### PROBLEM DETAILS:
Please reproduce every record, keeping each one exactly as written.

### MATERIAL:
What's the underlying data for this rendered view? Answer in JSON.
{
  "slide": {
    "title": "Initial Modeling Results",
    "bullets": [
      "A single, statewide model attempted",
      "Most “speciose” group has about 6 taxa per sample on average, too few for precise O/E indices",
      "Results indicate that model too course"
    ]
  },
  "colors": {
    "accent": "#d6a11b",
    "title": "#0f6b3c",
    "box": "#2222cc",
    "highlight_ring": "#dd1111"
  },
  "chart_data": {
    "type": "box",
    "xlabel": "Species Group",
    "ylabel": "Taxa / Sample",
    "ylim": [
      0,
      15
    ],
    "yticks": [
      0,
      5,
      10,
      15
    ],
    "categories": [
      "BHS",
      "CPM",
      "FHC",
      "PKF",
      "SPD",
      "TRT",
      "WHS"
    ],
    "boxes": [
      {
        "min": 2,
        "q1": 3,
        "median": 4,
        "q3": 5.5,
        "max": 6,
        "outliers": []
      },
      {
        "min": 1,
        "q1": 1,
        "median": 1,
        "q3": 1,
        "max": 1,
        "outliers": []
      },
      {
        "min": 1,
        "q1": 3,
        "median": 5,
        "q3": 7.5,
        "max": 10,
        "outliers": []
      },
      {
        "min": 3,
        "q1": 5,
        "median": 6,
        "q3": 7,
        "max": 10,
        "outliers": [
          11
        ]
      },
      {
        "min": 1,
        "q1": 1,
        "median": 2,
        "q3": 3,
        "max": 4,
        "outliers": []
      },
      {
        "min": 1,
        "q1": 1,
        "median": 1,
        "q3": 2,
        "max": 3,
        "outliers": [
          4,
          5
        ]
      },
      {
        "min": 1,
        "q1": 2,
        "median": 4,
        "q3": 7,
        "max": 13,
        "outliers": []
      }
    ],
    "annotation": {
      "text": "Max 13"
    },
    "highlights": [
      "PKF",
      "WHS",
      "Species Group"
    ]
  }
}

### ANSWER:
What's the underlying data for this rendered view? Answer in JSON.
{
  "slide": {
    "title": "Initial Modeling Results",
    "bullets": [
      "A single, statewide model attempted",
      "Most “speciose” group has about 6 taxa per sample on average, too few for precise O/E indices",
      "Results indicate that model too course"
    ]
  },
  "colors": {
    "accent": "#d6a11b",
    "title": "#0f6b3c",
    "box": "#2222cc",
    "highlight_ring": "#dd1111"
  },
  "chart_data": {
    "type": "box",
    "xlabel": "Species Group",
    "ylabel": "Taxa / Sample",
    "ylim": [
      0,
      15
    ],
    "yticks": [
      0,
      5,
      10,
      15
    ],
    "categories": [
      "BHS",
      "CPM",
      "FHC",
      "PKF",
      "SPD",
      "TRT",
      "WHS"
    ],
    "boxes": [
      {
        "min": 2,
        "q1": 3,
        "median": 4,
        "q3": 5.5,
        "max": 6,
        "outliers": []
      },
      {
        "min": 1,
        "q1": 1,
        "median": 1,
        "q3": 1,
        "max": 1,
        "outliers": []
      },
      {
        "min": 1,
        "q1": 3,
        "median": 5,
        "q3": 7.5,
        "max": 10,
        "outliers": []
      },
      {
        "min": 3,
        "q1": 5,
        "median": 6,
        "q3": 7,
        "max": 10,
        "outliers": [
          11
        ]
      },
      {
        "min": 1,
        "q1": 1,
        "median": 2,
        "q3": 3,
        "max": 4,
        "outliers": []
      },
      {
        "min": 1,
        "q1": 1,
        "median": 1,
        "q3": 2,
        "max": 3,
        "outliers": [
          4,
          5
        ]
      },
      {
        "min": 1,
        "q1": 2,
        "median": 4,
        "q3": 7,
        "max": 13,
        "outliers": []
      }
    ],
    "annotation": {
      "text": "Max 13"
    },
    "highlights": [
      "PKF",
      "WHS",
      "Species Group"
    ]
  }
}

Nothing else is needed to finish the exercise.